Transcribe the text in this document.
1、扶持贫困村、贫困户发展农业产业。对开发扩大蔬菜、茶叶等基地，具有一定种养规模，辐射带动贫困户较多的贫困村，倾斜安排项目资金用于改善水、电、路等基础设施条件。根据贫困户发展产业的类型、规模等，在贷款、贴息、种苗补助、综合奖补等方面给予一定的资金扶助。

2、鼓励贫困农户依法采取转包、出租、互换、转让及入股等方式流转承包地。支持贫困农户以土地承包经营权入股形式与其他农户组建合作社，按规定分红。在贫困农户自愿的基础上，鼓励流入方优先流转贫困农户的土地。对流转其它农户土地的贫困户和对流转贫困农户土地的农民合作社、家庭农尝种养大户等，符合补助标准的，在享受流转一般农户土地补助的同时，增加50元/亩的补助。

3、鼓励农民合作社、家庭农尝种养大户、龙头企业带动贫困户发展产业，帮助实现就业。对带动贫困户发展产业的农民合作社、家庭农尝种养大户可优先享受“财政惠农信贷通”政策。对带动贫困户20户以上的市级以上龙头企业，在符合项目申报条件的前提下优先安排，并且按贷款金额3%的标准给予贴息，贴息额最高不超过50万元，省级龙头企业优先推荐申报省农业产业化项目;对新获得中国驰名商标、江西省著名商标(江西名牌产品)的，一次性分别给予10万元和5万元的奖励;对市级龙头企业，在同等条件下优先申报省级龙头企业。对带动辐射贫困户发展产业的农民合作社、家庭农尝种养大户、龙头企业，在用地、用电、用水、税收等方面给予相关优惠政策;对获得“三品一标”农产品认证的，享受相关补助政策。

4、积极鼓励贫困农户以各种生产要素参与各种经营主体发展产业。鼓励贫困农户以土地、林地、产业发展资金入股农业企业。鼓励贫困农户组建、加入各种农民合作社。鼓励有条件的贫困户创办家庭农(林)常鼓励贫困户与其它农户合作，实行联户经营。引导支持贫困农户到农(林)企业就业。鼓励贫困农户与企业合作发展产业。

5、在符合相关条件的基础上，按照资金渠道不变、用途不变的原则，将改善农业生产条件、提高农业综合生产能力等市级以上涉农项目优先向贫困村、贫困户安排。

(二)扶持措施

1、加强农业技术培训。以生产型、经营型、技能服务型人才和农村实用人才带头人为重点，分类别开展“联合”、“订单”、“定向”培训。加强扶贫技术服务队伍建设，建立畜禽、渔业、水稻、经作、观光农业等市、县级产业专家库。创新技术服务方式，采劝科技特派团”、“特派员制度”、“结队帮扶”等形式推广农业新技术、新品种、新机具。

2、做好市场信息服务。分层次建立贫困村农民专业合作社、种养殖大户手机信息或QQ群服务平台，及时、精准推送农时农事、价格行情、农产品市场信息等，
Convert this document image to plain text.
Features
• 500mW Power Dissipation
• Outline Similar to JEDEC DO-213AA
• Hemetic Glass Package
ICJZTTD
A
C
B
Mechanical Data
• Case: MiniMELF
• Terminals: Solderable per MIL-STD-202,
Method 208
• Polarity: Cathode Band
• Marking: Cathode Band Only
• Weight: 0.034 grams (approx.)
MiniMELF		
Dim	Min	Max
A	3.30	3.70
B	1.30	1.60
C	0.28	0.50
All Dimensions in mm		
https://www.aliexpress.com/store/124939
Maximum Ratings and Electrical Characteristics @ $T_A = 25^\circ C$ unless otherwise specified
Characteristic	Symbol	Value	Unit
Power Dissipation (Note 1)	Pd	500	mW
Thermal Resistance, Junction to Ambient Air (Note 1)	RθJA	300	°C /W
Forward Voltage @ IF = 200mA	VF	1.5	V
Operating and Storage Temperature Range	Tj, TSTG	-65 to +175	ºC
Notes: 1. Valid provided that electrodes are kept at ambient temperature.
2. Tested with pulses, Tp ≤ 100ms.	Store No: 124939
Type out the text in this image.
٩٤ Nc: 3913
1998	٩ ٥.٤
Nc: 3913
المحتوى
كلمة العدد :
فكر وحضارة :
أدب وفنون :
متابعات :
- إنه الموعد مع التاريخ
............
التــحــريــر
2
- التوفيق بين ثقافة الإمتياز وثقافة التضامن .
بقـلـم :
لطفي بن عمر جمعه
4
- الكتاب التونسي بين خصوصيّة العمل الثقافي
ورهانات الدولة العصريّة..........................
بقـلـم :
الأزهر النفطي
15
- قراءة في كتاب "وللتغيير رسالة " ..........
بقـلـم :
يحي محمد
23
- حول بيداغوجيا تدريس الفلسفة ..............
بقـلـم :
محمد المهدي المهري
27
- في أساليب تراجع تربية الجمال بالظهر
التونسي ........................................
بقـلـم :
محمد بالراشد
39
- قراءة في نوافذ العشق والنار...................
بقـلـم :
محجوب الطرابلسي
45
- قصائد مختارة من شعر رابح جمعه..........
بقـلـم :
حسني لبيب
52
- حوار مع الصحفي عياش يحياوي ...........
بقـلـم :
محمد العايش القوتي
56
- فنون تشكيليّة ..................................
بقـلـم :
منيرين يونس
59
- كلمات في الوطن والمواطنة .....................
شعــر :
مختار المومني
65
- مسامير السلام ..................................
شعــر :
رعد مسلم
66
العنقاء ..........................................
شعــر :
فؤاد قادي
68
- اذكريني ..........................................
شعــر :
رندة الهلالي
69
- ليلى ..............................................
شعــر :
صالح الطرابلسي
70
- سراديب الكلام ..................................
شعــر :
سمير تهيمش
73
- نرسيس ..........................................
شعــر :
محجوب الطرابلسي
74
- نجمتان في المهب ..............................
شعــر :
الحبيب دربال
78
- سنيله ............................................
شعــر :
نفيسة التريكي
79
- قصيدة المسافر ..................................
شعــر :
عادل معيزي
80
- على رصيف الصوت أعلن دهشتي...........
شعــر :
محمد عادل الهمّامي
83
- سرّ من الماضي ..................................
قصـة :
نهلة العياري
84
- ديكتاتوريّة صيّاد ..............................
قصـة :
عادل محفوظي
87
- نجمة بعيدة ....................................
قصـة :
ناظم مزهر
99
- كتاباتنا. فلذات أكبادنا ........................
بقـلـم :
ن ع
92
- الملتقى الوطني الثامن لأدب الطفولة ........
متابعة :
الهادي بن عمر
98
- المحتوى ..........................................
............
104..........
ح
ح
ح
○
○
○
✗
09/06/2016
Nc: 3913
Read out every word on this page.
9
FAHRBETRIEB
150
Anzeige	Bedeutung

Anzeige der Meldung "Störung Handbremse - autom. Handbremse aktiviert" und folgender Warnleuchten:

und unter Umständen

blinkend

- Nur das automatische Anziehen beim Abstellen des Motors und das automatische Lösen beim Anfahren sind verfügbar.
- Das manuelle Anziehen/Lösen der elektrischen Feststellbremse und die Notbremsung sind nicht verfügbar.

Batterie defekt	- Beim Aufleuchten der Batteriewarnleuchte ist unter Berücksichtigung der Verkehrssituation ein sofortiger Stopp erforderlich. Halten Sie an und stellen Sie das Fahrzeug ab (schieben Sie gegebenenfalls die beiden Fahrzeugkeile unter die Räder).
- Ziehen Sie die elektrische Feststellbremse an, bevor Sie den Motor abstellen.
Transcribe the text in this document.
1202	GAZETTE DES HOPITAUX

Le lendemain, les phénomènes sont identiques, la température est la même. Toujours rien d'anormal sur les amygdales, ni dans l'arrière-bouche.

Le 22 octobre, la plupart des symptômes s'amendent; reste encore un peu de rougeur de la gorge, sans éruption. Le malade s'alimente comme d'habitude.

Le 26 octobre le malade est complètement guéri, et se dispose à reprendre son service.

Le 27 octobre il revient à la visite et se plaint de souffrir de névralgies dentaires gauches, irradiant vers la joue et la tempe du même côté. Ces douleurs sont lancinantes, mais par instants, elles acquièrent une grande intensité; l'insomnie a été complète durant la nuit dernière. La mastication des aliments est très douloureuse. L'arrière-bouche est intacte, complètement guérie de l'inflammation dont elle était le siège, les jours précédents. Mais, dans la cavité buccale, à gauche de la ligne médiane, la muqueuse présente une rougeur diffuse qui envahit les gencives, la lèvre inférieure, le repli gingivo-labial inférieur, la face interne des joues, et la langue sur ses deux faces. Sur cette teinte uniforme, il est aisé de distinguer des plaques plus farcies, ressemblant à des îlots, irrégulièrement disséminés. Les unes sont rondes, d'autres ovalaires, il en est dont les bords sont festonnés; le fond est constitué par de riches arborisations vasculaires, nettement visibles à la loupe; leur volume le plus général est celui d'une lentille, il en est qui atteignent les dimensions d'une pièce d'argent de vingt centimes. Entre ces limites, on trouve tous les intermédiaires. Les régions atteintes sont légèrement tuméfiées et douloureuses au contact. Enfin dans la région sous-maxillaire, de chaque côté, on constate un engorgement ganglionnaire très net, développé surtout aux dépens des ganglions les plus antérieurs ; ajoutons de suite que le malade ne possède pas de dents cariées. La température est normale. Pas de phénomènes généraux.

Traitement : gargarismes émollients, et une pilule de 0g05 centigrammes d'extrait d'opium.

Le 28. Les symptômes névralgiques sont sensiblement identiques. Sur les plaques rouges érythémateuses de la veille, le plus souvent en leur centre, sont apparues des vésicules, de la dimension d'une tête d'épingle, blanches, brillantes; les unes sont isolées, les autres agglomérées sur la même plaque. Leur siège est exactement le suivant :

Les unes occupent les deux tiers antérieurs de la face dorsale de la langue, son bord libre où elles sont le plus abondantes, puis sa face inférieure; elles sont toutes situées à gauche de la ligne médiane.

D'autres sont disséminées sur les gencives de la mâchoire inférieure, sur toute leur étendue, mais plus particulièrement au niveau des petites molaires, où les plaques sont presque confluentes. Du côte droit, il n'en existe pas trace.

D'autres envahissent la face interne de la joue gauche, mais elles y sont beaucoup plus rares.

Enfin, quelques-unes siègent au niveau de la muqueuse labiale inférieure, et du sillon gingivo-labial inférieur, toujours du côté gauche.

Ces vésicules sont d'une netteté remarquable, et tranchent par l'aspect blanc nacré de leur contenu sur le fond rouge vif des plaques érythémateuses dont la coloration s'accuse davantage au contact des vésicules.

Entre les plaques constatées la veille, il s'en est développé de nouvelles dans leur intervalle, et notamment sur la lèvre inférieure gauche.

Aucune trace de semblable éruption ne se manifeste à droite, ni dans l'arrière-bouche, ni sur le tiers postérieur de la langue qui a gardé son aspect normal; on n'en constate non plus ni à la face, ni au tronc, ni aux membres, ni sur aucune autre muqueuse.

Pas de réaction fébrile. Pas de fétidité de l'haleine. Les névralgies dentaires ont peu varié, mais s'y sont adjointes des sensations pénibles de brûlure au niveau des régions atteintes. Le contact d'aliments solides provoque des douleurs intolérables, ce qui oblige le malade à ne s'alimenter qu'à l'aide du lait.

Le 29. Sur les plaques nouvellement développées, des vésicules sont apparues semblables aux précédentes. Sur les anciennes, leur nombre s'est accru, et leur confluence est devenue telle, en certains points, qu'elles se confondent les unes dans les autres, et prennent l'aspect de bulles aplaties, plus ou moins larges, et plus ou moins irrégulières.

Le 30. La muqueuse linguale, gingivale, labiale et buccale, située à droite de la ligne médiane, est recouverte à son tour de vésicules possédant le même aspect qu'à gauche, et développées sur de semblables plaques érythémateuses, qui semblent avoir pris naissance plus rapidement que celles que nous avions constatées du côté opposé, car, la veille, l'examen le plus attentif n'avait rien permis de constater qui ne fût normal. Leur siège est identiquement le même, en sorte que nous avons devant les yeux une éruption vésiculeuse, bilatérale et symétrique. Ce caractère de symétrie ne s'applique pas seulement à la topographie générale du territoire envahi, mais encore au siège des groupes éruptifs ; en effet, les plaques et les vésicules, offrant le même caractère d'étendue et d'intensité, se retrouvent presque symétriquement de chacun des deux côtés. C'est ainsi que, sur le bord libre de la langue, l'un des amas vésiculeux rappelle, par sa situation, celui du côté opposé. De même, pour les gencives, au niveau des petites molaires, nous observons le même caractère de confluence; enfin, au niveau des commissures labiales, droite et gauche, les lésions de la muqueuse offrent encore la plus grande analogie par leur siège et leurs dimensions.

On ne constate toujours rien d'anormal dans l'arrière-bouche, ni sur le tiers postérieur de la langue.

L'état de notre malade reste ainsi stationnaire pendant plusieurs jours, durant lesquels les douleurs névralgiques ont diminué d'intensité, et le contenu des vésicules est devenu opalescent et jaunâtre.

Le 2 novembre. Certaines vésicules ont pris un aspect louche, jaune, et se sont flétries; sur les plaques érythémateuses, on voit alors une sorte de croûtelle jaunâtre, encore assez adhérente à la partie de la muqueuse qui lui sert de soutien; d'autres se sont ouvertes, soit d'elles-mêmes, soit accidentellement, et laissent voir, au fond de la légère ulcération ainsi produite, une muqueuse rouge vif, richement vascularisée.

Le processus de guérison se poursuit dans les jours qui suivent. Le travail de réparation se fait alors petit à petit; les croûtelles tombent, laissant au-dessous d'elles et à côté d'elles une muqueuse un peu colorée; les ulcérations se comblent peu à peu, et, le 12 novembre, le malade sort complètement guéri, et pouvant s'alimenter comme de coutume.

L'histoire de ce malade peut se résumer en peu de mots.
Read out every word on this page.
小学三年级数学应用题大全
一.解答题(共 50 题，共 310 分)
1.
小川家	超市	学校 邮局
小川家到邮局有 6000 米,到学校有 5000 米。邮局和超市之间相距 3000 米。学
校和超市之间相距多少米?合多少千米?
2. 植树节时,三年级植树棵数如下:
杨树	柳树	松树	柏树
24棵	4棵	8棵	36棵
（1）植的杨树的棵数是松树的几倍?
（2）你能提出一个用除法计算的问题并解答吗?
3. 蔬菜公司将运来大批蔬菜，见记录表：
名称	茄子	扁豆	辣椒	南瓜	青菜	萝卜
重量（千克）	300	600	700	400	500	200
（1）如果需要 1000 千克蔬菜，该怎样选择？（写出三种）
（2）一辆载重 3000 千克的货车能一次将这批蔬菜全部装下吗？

--- GIVEN REQUEST ---
Looking at the records above, tally the lines holding "image" and reply with that number only.

--- EXERCISE ANSWER ---
2